Exactly reproduce all the records, keeping pictures out of the copy.

* _Task input_:

►

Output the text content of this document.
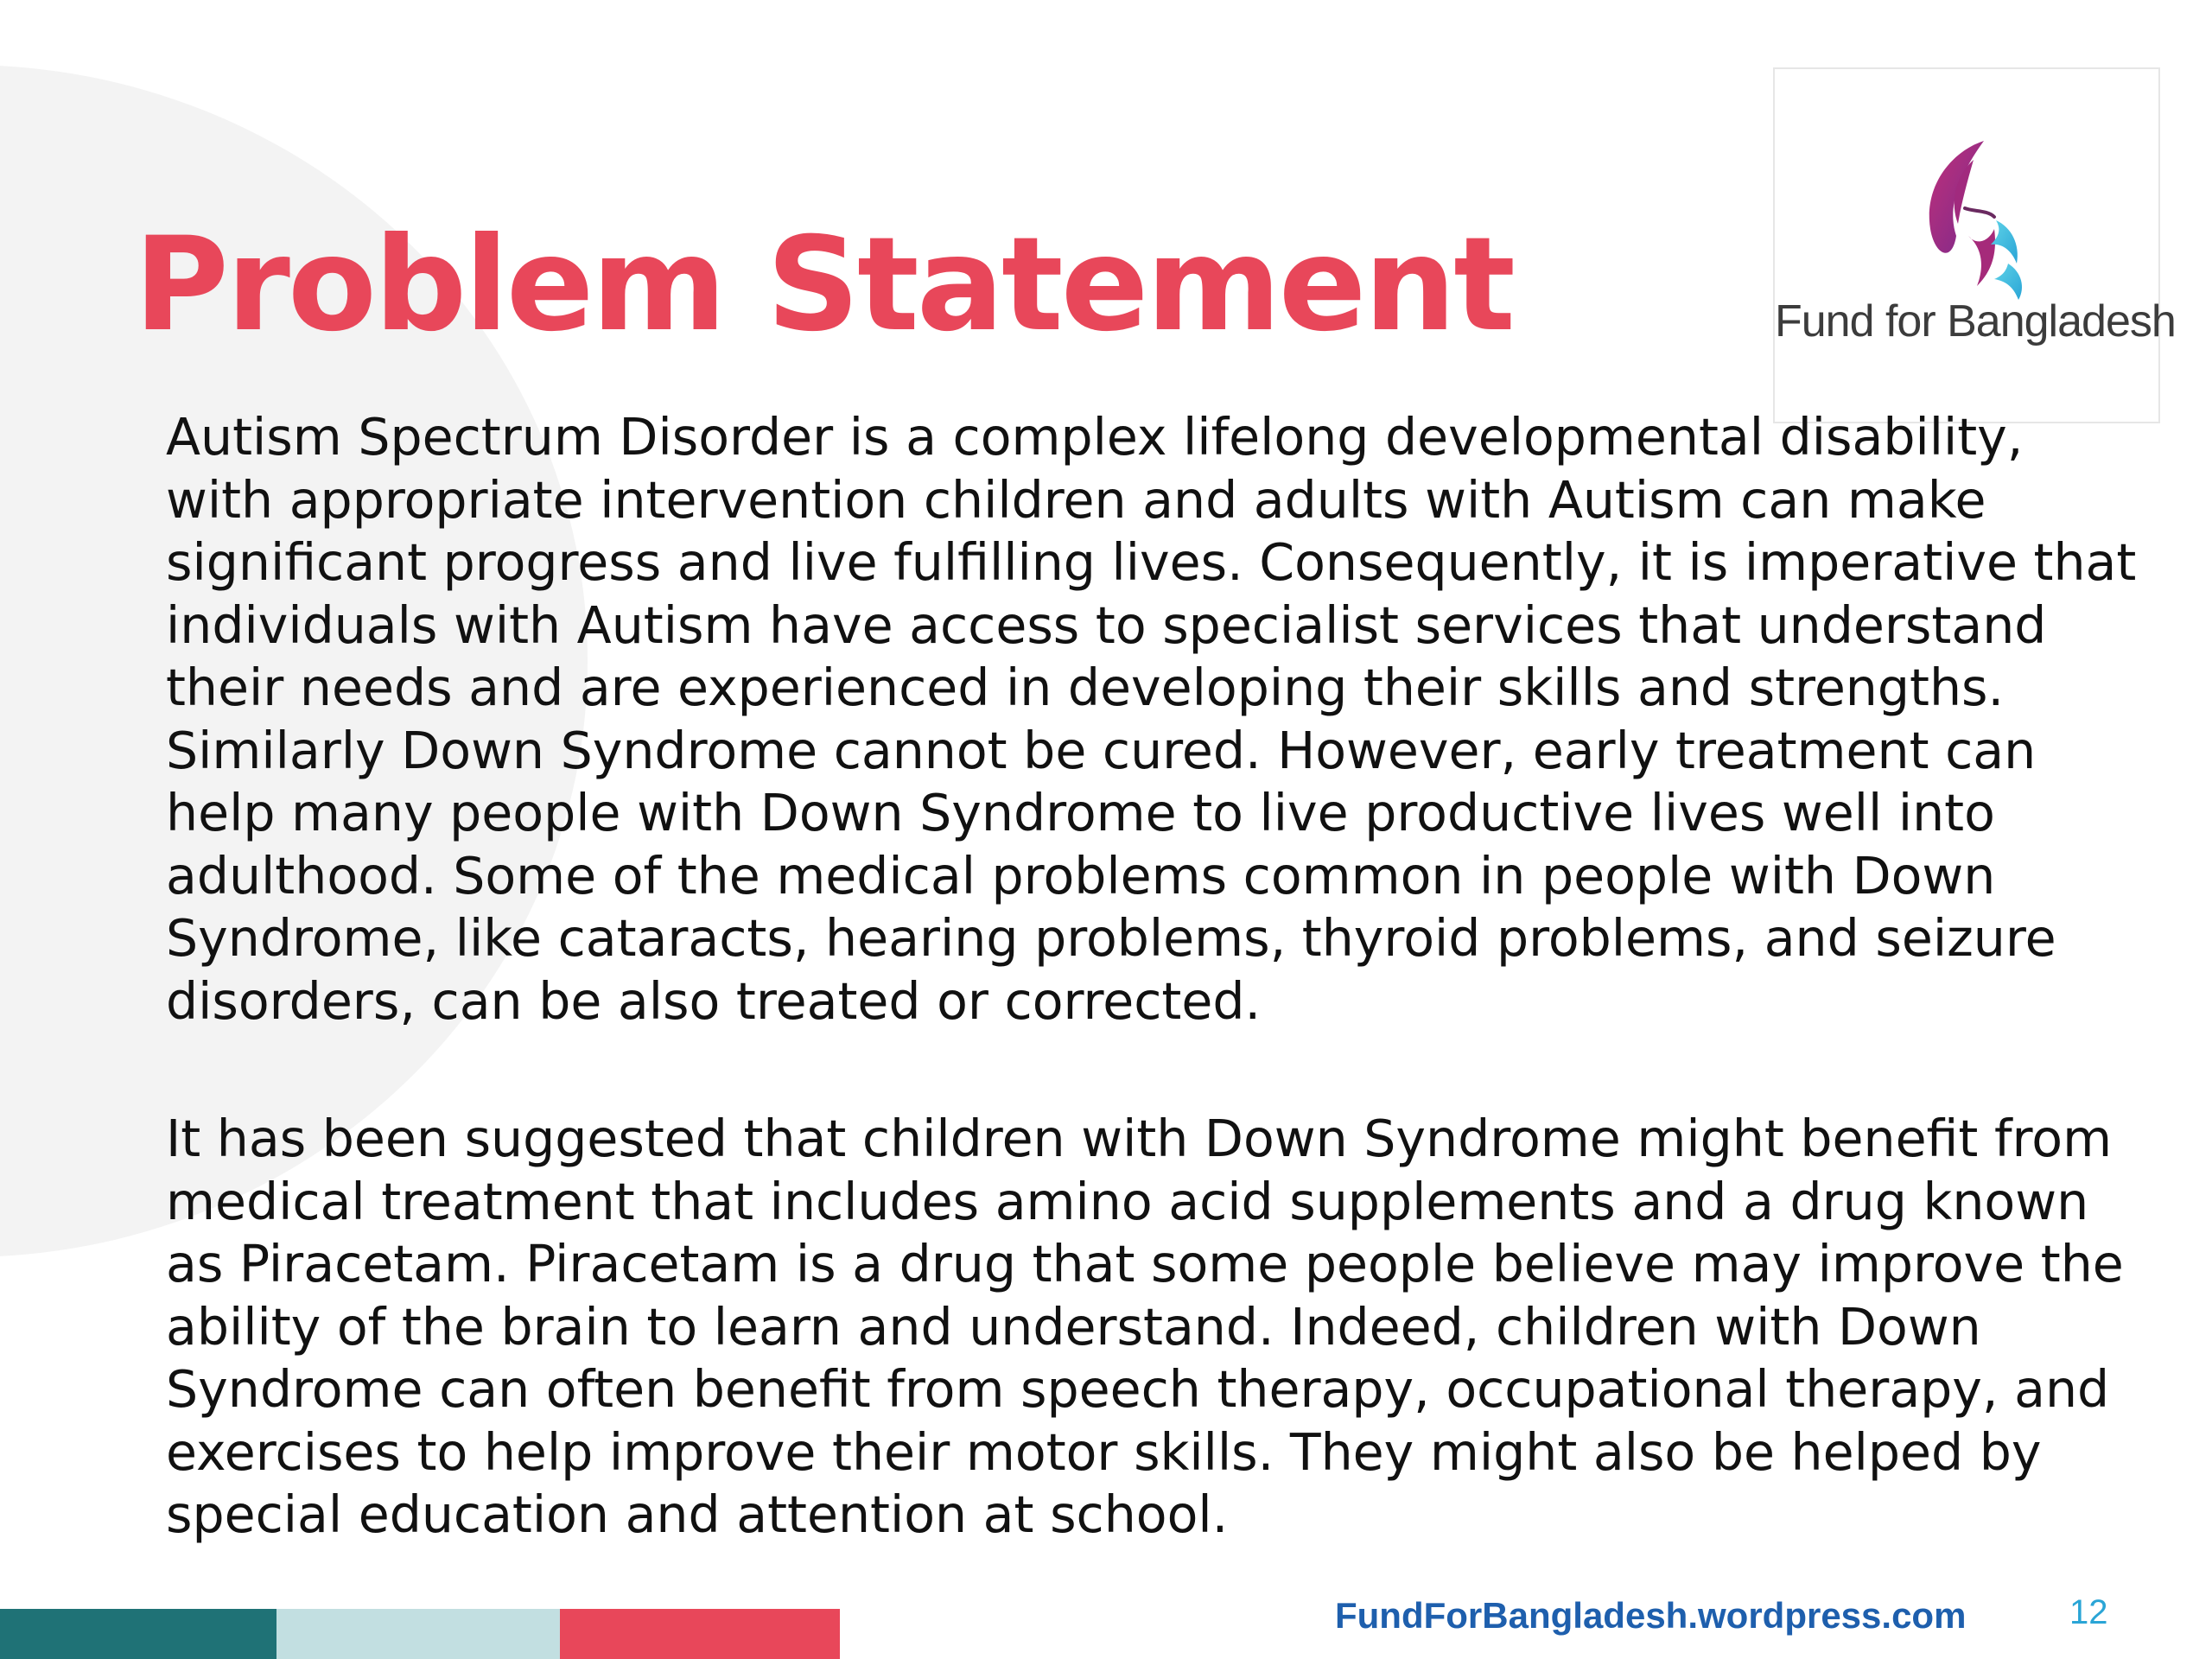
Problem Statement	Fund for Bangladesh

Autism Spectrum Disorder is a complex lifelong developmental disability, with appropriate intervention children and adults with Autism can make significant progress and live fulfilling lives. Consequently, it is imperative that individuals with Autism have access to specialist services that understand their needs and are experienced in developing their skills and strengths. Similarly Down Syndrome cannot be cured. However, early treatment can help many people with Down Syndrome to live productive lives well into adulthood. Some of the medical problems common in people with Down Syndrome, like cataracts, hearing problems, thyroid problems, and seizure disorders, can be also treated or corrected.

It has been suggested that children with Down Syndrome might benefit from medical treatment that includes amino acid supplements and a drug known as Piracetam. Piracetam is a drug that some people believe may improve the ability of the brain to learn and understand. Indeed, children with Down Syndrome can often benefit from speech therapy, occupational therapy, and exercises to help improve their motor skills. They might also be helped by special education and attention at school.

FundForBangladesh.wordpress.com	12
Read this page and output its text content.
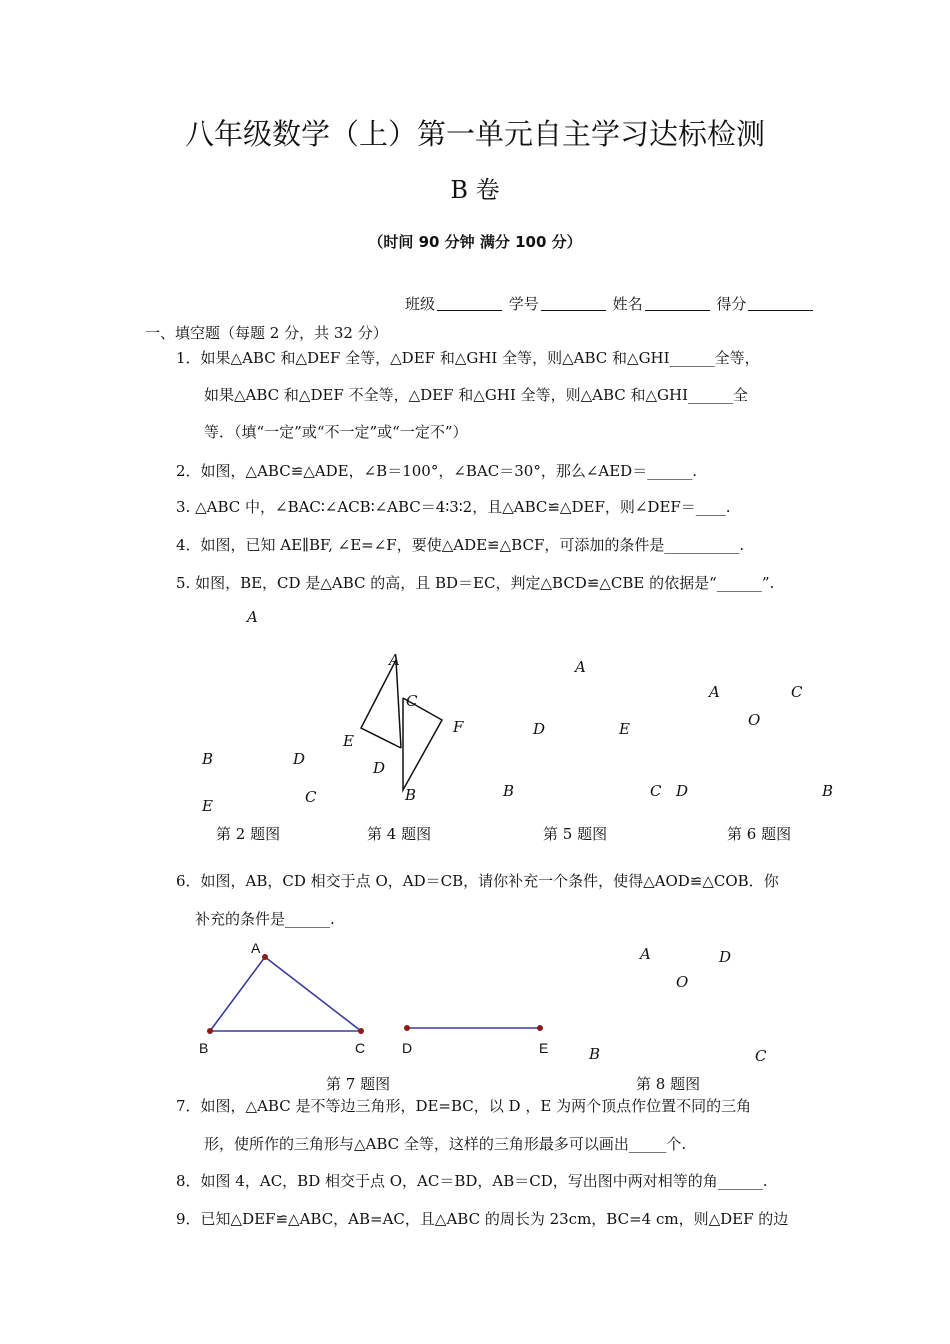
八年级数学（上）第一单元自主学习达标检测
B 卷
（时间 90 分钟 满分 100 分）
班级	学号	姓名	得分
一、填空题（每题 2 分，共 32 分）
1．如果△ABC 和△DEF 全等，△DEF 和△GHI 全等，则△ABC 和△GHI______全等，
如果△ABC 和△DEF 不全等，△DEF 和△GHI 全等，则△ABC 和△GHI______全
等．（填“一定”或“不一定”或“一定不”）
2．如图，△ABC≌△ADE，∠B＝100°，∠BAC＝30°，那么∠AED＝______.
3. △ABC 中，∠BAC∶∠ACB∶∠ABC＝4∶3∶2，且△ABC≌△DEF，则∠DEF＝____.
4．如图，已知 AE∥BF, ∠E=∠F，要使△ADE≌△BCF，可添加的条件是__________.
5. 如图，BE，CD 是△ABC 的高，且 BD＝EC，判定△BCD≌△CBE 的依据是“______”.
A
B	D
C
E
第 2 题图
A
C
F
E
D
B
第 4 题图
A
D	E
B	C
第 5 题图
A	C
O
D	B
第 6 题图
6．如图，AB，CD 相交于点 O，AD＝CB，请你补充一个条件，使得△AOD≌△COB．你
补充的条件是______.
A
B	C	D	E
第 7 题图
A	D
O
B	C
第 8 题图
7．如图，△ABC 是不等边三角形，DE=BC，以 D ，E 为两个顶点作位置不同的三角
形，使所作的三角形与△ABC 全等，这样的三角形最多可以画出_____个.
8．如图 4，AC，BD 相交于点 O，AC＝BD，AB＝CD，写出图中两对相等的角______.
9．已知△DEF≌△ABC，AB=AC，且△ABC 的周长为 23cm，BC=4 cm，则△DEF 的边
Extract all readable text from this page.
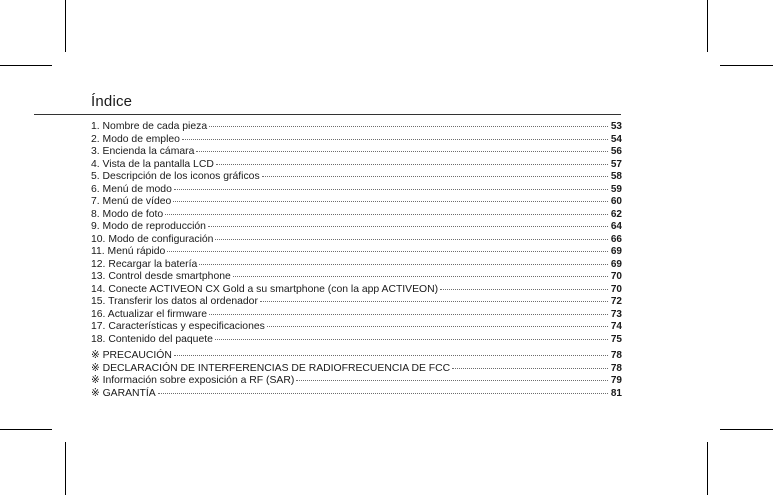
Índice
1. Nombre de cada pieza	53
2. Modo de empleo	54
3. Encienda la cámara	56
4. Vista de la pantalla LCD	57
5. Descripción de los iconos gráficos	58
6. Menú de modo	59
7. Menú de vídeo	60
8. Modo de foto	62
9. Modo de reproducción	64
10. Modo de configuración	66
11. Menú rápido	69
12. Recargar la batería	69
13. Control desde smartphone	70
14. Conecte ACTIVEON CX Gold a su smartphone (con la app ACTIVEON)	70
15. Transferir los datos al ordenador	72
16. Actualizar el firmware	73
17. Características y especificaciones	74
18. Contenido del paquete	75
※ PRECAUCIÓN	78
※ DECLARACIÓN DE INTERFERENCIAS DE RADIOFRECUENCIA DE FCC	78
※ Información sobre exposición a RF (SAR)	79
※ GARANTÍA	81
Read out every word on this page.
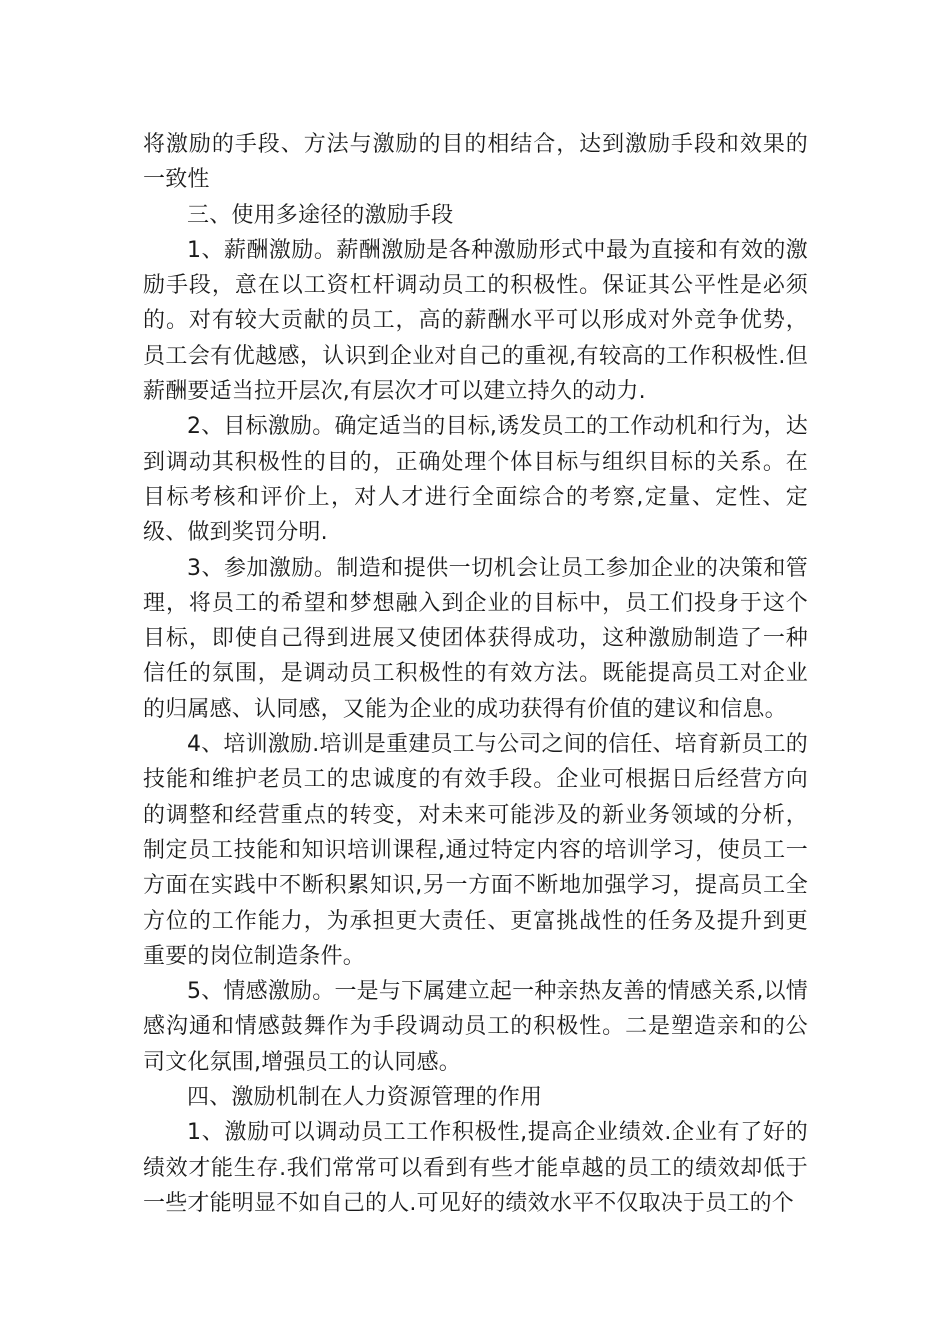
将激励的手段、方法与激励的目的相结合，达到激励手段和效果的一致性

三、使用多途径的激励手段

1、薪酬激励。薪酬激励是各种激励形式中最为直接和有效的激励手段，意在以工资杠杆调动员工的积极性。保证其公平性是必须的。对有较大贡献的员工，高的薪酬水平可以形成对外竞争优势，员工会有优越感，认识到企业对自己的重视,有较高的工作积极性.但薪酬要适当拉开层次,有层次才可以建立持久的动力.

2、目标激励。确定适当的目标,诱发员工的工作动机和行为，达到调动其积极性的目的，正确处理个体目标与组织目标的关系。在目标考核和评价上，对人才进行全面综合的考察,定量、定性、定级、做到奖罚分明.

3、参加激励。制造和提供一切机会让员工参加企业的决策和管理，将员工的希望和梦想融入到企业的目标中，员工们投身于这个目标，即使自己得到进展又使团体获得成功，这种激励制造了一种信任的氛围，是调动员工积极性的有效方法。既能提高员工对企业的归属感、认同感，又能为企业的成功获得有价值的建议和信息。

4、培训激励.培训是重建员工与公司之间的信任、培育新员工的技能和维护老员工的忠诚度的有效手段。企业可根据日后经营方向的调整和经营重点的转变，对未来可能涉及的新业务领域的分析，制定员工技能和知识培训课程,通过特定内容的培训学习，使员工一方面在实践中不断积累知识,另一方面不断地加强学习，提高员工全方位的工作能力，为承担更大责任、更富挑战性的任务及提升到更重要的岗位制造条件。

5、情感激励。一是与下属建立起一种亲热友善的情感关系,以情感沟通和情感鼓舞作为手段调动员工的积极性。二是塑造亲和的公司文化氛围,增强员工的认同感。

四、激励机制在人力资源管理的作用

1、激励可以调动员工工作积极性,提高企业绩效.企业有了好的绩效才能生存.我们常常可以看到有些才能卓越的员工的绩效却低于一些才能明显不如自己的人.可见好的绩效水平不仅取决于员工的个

◄

* _Reply_:
Output the text content of this document.
Problem Statement	Fund for Bangladesh

Autism Spectrum Disorder is a complex lifelong developmental disability, with appropriate intervention children and adults with Autism can make significant progress and live fulfilling lives. Consequently, it is imperative that individuals with Autism have access to specialist services that understand their needs and are experienced in developing their skills and strengths. Similarly Down Syndrome cannot be cured. However, early treatment can help many people with Down Syndrome to live productive lives well into adulthood. Some of the medical problems common in people with Down Syndrome, like cataracts, hearing problems, thyroid problems, and seizure disorders, can be also treated or corrected.

It has been suggested that children with Down Syndrome might benefit from medical treatment that includes amino acid supplements and a drug known as Piracetam. Piracetam is a drug that some people believe may improve the ability of the brain to learn and understand. Indeed, children with Down Syndrome can often benefit from speech therapy, occupational therapy, and exercises to help improve their motor skills. They might also be helped by special education and attention at school.

FundForBangladesh.wordpress.com	12
Read this page and output its text content.
八年级数学（上）第一单元自主学习达标检测
B 卷
（时间 90 分钟 满分 100 分）
班级	学号	姓名	得分
一、填空题（每题 2 分，共 32 分）
1．如果△ABC 和△DEF 全等，△DEF 和△GHI 全等，则△ABC 和△GHI______全等，
如果△ABC 和△DEF 不全等，△DEF 和△GHI 全等，则△ABC 和△GHI______全
等．（填“一定”或“不一定”或“一定不”）
2．如图，△ABC≌△ADE，∠B＝100°，∠BAC＝30°，那么∠AED＝______.
3. △ABC 中，∠BAC∶∠ACB∶∠ABC＝4∶3∶2，且△ABC≌△DEF，则∠DEF＝____.
4．如图，已知 AE∥BF, ∠E=∠F，要使△ADE≌△BCF，可添加的条件是__________.
5. 如图，BE，CD 是△ABC 的高，且 BD＝EC，判定△BCD≌△CBE 的依据是“______”.
A
B	D
C
E
第 2 题图
A
C
F
E
D
B
第 4 题图
A
D	E
B	C
第 5 题图
A	C
O
D	B
第 6 题图
6．如图，AB，CD 相交于点 O，AD＝CB，请你补充一个条件，使得△AOD≌△COB．你
补充的条件是______.
A
B	C	D	E
第 7 题图
A	D
O
B	C
第 8 题图
7．如图，△ABC 是不等边三角形，DE=BC，以 D ，E 为两个顶点作位置不同的三角
形，使所作的三角形与△ABC 全等，这样的三角形最多可以画出_____个.
8．如图 4，AC，BD 相交于点 O，AC＝BD，AB＝CD，写出图中两对相等的角______.
9．已知△DEF≌△ABC，AB=AC，且△ABC 的周长为 23cm，BC=4 cm，则△DEF 的边
Extract all readable text from this page.
Índice
1. Nombre de cada pieza	53
2. Modo de empleo	54
3. Encienda la cámara	56
4. Vista de la pantalla LCD	57
5. Descripción de los iconos gráficos	58
6. Menú de modo	59
7. Menú de vídeo	60
8. Modo de foto	62
9. Modo de reproducción	64
10. Modo de configuración	66
11. Menú rápido	69
12. Recargar la batería	69
13. Control desde smartphone	70
14. Conecte ACTIVEON CX Gold a su smartphone (con la app ACTIVEON)	70
15. Transferir los datos al ordenador	72
16. Actualizar el firmware	73
17. Características y especificaciones	74
18. Contenido del paquete	75
※ PRECAUCIÓN	78
※ DECLARACIÓN DE INTERFERENCIAS DE RADIOFRECUENCIA DE FCC	78
※ Información sobre exposición a RF (SAR)	79
※ GARANTÍA	81
Read out every word on this page.
将激励的手段、方法与激励的目的相结合，达到激励手段和效果的一致性

三、使用多途径的激励手段

1、薪酬激励。薪酬激励是各种激励形式中最为直接和有效的激励手段，意在以工资杠杆调动员工的积极性。保证其公平性是必须的。对有较大贡献的员工，高的薪酬水平可以形成对外竞争优势，员工会有优越感，认识到企业对自己的重视,有较高的工作积极性.但薪酬要适当拉开层次,有层次才可以建立持久的动力.

2、目标激励。确定适当的目标,诱发员工的工作动机和行为，达到调动其积极性的目的，正确处理个体目标与组织目标的关系。在目标考核和评价上，对人才进行全面综合的考察,定量、定性、定级、做到奖罚分明.

3、参加激励。制造和提供一切机会让员工参加企业的决策和管理，将员工的希望和梦想融入到企业的目标中，员工们投身于这个目标，即使自己得到进展又使团体获得成功，这种激励制造了一种信任的氛围，是调动员工积极性的有效方法。既能提高员工对企业的归属感、认同感，又能为企业的成功获得有价值的建议和信息。

4、培训激励.培训是重建员工与公司之间的信任、培育新员工的技能和维护老员工的忠诚度的有效手段。企业可根据日后经营方向的调整和经营重点的转变，对未来可能涉及的新业务领域的分析，制定员工技能和知识培训课程,通过特定内容的培训学习，使员工一方面在实践中不断积累知识,另一方面不断地加强学习，提高员工全方位的工作能力，为承担更大责任、更富挑战性的任务及提升到更重要的岗位制造条件。

5、情感激励。一是与下属建立起一种亲热友善的情感关系,以情感沟通和情感鼓舞作为手段调动员工的积极性。二是塑造亲和的公司文化氛围,增强员工的认同感。

四、激励机制在人力资源管理的作用

1、激励可以调动员工工作积极性,提高企业绩效.企业有了好的绩效才能生存.我们常常可以看到有些才能卓越的员工的绩效却低于一些才能明显不如自己的人.可见好的绩效水平不仅取决于员工的个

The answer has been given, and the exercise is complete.